Instructions for the task = Recast the items, from the start through the line containing "y-tick-mark [50,221,54,222]", as a Markdown table with the columns Number and Line. Give each line its own numbered row and leave out blank lines.
########
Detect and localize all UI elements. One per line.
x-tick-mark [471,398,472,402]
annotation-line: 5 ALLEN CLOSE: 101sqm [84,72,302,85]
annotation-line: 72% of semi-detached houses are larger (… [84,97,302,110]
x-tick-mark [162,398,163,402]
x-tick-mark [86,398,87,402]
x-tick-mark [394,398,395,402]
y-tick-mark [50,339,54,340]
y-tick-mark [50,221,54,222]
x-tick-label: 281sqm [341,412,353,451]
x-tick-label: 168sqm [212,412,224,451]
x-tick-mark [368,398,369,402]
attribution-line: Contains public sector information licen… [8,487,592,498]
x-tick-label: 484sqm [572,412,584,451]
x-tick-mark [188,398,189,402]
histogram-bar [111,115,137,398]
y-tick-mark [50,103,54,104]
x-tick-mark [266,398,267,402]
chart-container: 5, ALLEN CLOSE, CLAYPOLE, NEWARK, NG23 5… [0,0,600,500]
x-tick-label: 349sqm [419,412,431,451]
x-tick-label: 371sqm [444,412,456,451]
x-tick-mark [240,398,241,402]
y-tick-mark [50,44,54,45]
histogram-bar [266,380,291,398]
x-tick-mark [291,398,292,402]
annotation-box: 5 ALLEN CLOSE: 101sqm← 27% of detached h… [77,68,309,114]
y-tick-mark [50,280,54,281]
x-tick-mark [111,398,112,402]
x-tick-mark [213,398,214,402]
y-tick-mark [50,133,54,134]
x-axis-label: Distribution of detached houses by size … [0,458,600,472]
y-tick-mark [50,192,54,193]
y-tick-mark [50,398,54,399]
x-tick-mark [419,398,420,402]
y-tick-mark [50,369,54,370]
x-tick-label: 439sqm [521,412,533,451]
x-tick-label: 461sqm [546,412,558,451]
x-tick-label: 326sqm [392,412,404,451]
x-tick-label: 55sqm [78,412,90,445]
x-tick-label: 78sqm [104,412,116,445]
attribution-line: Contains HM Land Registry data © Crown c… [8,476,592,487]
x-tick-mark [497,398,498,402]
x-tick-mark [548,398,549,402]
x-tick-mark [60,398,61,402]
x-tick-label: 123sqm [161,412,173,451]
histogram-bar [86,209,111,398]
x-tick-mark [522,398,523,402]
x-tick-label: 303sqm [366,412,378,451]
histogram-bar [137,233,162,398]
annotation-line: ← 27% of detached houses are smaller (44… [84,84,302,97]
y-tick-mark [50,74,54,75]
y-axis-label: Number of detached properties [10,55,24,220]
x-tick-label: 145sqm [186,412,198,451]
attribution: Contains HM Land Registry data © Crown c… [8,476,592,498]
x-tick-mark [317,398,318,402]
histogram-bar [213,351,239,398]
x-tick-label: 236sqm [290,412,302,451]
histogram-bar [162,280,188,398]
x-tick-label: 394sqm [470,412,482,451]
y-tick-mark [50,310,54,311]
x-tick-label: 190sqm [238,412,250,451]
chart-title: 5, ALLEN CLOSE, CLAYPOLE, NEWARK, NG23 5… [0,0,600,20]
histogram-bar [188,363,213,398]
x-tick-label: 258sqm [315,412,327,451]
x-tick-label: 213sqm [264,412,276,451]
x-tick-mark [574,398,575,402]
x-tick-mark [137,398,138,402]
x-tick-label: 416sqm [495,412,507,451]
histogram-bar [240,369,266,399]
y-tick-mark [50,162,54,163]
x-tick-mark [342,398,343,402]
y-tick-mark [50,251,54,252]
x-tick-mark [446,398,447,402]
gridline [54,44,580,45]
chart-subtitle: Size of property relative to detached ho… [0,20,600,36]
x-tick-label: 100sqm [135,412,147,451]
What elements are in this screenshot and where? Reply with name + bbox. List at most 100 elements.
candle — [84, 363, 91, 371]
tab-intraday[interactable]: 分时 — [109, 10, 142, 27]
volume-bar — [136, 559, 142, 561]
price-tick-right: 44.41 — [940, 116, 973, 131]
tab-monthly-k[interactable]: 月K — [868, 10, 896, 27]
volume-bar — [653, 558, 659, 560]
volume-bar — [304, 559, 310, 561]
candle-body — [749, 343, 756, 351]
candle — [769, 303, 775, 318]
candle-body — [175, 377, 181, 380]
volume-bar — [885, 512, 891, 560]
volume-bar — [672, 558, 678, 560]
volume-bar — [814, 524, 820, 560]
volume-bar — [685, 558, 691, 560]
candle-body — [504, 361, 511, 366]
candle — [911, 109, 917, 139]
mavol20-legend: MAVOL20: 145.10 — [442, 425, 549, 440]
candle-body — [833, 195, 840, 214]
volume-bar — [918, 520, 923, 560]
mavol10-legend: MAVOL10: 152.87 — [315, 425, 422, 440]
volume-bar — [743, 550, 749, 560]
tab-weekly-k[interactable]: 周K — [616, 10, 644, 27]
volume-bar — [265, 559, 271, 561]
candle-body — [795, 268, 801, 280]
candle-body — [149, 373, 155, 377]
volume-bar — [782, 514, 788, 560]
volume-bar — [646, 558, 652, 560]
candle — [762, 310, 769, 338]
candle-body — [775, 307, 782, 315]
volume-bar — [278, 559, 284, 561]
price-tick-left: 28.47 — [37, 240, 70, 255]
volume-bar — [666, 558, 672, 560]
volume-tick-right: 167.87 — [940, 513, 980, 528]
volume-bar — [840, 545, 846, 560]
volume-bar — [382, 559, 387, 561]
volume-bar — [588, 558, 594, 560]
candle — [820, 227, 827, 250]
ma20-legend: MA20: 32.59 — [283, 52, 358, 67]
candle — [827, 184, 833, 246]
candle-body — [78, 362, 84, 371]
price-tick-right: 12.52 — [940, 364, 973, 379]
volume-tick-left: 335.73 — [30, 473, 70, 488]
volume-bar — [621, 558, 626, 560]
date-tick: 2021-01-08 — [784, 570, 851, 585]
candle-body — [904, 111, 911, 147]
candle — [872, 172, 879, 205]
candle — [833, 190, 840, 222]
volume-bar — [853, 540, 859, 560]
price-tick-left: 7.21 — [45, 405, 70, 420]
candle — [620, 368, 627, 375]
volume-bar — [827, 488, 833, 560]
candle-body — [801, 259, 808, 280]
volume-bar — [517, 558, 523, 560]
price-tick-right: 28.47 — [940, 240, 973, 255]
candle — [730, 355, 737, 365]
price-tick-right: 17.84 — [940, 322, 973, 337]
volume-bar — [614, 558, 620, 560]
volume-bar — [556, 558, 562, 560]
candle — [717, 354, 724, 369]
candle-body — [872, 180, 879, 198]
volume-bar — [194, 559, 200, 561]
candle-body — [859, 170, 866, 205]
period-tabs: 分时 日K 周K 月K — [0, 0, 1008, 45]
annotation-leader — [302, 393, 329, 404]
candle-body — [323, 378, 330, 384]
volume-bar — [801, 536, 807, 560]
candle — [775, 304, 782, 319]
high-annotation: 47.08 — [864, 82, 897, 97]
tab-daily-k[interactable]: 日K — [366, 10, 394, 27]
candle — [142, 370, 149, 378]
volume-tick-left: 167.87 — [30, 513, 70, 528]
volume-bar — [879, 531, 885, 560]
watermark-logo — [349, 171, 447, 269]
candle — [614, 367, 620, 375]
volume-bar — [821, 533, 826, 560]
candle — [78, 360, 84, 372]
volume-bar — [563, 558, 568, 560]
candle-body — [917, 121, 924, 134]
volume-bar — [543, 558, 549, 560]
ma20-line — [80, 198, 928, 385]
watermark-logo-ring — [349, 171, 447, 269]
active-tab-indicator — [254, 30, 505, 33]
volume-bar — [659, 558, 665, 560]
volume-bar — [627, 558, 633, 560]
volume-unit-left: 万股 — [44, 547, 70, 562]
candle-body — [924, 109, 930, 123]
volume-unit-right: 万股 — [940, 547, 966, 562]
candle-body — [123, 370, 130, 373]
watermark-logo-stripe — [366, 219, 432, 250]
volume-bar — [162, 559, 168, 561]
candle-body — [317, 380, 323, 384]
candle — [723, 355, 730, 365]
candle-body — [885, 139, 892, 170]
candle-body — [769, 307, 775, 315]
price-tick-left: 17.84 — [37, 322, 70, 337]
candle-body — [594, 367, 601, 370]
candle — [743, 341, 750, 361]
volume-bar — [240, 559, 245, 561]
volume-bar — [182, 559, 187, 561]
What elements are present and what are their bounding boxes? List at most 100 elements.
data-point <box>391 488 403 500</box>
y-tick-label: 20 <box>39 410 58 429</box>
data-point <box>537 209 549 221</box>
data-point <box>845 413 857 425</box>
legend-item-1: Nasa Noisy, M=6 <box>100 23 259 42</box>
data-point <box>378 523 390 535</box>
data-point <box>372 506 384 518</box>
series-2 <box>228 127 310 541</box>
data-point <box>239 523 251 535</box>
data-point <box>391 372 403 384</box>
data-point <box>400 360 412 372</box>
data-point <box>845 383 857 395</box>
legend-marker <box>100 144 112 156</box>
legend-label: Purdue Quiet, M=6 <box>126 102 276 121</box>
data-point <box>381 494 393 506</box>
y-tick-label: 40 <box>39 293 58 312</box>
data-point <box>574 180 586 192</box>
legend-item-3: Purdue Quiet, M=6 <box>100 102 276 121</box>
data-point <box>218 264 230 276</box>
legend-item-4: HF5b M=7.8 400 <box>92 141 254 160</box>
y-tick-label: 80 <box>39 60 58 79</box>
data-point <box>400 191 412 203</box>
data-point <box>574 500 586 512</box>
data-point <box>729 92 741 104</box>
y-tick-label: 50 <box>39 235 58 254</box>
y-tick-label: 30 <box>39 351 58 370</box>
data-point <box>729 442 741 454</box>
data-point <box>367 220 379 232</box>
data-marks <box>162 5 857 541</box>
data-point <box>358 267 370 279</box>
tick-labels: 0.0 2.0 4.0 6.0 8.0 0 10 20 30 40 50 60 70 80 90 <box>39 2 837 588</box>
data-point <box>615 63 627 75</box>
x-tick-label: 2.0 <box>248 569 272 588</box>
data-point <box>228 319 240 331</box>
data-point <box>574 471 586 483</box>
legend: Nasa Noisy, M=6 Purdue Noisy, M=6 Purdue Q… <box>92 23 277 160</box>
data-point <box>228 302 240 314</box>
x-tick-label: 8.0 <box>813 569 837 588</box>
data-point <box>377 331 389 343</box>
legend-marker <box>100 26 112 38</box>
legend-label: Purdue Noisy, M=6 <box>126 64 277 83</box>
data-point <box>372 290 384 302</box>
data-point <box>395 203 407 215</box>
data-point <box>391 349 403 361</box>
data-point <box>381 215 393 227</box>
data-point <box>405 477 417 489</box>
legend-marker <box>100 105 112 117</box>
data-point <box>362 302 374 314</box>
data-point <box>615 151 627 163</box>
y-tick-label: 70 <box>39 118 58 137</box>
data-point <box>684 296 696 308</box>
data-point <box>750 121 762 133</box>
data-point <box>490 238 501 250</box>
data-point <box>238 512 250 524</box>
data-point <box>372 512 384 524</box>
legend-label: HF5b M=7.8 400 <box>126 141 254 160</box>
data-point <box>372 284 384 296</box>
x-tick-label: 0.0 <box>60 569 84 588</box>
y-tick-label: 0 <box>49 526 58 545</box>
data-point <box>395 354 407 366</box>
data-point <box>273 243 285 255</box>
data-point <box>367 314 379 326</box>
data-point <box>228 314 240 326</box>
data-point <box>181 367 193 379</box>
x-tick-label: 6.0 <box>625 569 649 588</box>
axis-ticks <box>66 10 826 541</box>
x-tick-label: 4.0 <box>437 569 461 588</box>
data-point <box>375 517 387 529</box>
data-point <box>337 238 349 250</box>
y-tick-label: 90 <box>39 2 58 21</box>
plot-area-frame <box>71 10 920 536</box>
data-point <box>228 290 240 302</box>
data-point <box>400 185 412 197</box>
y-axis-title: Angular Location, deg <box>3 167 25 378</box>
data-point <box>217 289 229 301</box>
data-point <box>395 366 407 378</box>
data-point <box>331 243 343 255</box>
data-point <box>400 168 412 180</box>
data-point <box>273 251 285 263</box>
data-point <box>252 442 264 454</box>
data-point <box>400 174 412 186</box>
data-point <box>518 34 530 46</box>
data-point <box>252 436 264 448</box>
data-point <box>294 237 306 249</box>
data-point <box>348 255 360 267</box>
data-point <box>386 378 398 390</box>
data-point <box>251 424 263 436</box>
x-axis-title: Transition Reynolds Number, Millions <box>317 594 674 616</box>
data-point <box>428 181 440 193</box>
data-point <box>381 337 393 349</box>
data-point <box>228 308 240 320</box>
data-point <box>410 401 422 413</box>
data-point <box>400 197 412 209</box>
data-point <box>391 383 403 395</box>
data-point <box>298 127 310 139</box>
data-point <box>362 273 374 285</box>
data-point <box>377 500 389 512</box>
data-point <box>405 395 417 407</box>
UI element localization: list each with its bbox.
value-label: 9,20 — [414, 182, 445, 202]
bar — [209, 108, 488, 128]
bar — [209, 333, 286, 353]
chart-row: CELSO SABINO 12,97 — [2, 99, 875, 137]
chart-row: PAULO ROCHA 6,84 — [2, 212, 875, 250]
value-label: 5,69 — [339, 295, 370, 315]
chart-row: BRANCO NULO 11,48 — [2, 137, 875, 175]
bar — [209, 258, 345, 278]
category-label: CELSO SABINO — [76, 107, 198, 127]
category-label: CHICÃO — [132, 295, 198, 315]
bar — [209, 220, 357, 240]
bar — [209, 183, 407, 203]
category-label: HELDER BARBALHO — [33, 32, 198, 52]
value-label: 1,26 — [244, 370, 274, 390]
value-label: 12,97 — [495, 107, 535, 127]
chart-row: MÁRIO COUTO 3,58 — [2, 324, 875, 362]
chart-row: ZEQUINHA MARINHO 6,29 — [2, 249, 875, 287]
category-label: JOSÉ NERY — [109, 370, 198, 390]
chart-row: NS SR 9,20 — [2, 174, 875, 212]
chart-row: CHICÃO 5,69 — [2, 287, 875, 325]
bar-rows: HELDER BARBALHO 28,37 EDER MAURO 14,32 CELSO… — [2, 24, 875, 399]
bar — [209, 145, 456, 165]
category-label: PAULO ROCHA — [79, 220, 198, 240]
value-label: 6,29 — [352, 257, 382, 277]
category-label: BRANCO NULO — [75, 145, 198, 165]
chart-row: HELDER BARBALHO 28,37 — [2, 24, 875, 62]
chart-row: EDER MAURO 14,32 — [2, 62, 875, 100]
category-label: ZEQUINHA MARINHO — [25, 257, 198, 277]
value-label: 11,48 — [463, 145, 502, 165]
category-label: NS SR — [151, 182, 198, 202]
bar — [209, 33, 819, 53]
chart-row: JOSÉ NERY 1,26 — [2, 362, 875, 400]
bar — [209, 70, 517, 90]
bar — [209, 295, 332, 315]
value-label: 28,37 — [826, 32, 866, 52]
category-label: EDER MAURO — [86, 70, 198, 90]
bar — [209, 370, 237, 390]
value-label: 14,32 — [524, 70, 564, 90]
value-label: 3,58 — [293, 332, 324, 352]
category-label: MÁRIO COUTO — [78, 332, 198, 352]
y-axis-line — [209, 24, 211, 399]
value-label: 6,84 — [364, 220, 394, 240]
########
The solution =
| Number | Line |
|---|---|
| 1 | Detect and localize all UI elements. One per line. |
| 2 | x-tick-mark [471,398,472,402] |
| 3 | annotation-line: 5 ALLEN CLOSE: 101sqm [84,72,302,85] |
| 4 | annotation-line: 72% of semi-detached houses are larger (… [84,97,302,110] |
| 5 | x-tick-mark [162,398,163,402] |
| 6 | x-tick-mark [86,398,87,402] |
| 7 | x-tick-mark [394,398,395,402] |
| 8 | y-tick-mark [50,339,54,340] |
| 9 | y-tick-mark [50,221,54,222] |